• **Exercise aim**
Copy each line of the records that holds the string "JSON".

╔══

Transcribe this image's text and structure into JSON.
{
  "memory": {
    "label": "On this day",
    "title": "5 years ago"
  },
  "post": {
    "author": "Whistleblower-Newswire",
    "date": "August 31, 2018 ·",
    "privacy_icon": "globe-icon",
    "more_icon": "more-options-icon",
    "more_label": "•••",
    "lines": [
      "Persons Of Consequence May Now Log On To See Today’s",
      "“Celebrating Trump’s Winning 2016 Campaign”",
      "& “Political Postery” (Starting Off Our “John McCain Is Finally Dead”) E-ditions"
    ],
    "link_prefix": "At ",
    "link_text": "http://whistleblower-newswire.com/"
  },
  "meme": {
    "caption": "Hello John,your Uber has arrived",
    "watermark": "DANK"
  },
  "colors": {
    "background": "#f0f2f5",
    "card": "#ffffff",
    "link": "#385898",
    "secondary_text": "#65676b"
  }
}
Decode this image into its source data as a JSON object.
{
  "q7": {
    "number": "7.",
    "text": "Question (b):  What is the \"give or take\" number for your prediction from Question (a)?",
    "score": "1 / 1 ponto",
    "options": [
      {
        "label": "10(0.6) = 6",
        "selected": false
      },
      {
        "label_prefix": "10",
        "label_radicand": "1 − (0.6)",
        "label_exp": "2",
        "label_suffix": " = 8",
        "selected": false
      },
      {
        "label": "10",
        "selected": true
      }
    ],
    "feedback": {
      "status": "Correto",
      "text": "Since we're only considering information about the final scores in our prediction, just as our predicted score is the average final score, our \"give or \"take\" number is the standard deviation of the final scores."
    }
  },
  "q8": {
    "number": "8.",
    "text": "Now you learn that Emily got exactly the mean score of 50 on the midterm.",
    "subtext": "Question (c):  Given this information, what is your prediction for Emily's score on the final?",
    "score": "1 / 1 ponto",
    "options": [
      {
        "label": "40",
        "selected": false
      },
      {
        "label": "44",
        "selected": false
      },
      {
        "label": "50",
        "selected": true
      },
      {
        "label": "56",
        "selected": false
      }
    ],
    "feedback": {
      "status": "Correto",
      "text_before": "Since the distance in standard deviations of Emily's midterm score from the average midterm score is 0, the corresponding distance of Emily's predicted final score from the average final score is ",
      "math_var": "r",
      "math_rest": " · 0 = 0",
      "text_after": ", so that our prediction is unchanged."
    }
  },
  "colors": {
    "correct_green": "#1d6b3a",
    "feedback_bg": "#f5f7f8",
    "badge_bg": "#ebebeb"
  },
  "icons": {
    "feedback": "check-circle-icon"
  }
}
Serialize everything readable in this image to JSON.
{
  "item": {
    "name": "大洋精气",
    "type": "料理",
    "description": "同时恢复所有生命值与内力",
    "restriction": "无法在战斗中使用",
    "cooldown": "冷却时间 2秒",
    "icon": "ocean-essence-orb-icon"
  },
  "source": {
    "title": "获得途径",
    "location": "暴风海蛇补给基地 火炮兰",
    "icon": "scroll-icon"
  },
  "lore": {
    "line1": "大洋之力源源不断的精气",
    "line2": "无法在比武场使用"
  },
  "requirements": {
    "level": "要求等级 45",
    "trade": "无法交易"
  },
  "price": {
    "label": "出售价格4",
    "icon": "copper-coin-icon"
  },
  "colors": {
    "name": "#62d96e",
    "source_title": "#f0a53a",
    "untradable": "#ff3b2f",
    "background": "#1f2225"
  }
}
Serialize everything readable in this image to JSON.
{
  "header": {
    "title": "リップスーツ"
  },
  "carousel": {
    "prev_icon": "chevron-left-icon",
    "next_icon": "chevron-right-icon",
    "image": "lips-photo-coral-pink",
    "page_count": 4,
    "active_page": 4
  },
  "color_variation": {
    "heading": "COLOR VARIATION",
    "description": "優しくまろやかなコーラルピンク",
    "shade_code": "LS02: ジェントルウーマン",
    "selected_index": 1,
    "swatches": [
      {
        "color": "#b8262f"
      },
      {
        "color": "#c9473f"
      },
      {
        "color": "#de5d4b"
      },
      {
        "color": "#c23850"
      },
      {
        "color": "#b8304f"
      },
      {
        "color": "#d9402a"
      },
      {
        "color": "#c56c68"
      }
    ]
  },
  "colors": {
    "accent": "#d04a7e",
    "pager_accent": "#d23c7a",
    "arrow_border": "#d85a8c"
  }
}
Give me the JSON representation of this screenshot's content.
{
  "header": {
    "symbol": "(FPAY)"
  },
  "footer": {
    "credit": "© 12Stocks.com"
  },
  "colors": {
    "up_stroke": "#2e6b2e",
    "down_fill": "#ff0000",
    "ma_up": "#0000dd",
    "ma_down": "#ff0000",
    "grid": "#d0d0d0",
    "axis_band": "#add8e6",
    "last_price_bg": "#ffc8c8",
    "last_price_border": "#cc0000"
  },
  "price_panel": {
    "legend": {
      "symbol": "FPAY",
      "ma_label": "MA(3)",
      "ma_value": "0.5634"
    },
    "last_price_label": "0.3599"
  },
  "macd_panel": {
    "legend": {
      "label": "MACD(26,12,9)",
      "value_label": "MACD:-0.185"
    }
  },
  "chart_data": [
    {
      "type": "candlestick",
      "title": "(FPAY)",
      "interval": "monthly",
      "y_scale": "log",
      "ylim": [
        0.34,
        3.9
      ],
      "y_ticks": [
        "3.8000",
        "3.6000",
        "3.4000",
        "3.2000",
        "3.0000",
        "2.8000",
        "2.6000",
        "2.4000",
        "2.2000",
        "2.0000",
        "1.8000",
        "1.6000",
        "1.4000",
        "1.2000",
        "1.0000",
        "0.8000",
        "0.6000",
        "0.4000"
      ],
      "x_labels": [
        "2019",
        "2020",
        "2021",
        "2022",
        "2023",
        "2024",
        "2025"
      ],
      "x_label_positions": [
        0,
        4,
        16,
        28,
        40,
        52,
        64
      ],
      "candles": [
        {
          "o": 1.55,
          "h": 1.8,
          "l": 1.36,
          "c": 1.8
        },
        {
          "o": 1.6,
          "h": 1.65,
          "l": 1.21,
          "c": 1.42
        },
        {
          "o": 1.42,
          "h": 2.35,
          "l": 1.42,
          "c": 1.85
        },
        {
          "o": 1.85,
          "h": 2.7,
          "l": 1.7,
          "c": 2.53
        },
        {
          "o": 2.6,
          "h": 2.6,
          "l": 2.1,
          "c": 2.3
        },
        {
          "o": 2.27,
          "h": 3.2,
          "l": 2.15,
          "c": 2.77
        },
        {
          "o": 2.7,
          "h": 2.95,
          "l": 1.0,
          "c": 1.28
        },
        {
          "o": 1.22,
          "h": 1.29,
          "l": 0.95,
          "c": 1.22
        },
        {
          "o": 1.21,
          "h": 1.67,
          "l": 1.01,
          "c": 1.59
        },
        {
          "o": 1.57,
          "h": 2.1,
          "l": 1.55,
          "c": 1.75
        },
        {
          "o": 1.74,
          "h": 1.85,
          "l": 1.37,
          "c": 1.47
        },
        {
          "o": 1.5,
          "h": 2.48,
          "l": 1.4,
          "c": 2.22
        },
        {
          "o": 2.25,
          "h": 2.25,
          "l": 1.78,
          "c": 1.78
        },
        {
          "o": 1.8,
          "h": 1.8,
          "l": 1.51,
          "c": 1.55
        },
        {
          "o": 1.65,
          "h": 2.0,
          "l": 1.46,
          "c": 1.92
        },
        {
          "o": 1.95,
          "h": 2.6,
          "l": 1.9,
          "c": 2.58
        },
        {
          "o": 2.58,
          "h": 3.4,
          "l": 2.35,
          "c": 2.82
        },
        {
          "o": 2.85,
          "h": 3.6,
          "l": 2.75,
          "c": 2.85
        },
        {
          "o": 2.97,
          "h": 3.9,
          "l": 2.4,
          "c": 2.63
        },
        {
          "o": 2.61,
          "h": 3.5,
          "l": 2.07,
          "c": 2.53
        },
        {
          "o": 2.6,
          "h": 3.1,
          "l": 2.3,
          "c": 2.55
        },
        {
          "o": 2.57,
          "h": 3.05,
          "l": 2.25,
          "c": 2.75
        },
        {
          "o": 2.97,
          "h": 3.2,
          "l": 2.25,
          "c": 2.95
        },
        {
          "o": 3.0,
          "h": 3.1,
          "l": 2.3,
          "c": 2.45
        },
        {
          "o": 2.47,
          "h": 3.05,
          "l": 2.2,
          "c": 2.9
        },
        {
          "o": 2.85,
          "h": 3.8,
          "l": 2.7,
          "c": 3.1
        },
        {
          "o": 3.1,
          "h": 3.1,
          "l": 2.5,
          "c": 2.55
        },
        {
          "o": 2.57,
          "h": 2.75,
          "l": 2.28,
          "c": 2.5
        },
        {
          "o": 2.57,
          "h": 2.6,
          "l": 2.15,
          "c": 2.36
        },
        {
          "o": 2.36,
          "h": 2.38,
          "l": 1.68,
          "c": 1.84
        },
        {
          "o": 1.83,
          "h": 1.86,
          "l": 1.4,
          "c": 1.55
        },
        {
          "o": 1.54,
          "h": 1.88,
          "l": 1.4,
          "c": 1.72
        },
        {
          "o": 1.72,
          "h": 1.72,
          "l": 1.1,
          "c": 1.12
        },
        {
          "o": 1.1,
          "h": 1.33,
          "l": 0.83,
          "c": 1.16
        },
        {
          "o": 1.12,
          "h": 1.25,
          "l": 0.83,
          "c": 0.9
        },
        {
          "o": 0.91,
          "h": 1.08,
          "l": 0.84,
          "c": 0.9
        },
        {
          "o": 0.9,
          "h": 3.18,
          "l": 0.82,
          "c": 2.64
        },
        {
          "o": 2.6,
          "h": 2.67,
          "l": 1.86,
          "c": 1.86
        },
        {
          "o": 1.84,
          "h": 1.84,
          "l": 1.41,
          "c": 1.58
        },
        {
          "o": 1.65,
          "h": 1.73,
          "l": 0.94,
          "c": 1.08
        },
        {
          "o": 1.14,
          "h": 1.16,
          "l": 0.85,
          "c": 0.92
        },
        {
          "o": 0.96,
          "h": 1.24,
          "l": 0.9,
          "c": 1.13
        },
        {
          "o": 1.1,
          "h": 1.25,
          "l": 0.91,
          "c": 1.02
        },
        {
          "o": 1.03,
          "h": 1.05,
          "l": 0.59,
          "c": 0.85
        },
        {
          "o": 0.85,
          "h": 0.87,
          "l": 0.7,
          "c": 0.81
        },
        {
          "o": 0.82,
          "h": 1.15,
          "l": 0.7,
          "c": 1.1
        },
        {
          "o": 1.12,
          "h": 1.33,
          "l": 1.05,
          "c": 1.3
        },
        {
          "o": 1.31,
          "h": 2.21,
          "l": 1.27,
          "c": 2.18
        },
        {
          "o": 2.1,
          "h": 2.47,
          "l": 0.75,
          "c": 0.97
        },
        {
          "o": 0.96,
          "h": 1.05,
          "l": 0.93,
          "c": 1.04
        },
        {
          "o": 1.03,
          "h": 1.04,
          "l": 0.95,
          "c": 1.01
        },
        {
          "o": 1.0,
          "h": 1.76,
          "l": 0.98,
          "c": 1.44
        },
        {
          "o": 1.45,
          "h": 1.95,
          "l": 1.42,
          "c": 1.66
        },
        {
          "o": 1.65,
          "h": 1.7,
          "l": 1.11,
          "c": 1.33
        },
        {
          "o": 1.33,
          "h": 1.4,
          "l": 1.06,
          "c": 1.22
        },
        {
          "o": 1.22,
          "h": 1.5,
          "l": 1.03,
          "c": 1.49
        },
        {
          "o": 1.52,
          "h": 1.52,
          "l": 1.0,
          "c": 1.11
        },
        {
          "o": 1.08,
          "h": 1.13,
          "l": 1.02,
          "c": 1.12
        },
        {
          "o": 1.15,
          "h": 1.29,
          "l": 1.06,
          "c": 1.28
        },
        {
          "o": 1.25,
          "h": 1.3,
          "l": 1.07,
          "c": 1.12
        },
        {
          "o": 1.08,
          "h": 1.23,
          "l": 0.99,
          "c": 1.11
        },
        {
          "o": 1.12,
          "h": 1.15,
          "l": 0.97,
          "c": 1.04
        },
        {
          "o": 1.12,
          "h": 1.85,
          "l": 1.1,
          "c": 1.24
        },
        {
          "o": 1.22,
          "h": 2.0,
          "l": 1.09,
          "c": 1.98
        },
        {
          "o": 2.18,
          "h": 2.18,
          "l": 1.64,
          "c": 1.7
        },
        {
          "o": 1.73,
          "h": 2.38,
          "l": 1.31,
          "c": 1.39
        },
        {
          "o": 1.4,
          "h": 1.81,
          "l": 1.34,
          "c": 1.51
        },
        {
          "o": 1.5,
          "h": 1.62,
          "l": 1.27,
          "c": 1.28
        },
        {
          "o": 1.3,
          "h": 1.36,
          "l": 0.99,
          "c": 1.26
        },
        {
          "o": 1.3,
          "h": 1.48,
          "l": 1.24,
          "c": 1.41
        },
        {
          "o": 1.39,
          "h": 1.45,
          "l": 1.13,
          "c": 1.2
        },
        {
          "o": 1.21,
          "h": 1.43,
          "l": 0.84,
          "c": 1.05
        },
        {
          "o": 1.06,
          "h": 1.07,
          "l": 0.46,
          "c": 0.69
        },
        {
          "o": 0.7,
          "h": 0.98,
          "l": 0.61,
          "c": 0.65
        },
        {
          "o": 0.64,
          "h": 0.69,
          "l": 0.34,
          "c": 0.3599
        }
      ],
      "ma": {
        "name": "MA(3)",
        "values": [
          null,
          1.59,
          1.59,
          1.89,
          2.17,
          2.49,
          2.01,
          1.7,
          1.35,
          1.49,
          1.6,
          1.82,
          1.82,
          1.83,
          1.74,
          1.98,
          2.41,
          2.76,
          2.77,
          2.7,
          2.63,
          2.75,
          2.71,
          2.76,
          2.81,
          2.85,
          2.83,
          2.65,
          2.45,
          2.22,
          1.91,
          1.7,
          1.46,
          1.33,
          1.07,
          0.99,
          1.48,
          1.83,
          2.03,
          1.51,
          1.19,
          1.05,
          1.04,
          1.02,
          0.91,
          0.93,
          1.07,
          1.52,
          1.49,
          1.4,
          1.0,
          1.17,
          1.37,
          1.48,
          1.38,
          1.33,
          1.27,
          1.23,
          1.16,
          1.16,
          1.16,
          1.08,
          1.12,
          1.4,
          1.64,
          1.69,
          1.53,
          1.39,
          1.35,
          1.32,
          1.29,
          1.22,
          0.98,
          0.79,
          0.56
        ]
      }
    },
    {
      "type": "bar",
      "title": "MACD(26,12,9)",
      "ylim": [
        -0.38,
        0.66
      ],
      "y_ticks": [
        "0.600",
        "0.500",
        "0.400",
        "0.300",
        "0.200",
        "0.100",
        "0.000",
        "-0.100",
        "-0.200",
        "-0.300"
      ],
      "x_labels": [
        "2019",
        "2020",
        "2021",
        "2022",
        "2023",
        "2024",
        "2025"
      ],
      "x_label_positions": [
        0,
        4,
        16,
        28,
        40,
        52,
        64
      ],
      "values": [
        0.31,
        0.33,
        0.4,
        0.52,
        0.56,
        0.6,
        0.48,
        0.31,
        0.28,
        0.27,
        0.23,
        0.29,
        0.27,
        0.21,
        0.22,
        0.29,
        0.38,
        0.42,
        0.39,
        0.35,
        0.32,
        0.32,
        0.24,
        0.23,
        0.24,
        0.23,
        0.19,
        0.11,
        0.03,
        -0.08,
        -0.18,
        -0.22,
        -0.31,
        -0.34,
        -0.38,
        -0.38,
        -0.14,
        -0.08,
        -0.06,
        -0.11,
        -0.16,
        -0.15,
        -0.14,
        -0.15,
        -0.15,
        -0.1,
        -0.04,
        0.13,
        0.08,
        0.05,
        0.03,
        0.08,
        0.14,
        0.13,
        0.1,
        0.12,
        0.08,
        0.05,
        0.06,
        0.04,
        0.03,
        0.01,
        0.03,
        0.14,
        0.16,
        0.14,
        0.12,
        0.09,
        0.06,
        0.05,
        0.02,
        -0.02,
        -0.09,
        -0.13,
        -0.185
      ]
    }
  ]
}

╚══

• **Answer to this problem**
Transcribe this image's text and structure into JSON.
Decode this image into its source data as a JSON object.
Serialize everything readable in this image to JSON.
Serialize everything readable in this image to JSON.
Give me the JSON representation of this screenshot's content.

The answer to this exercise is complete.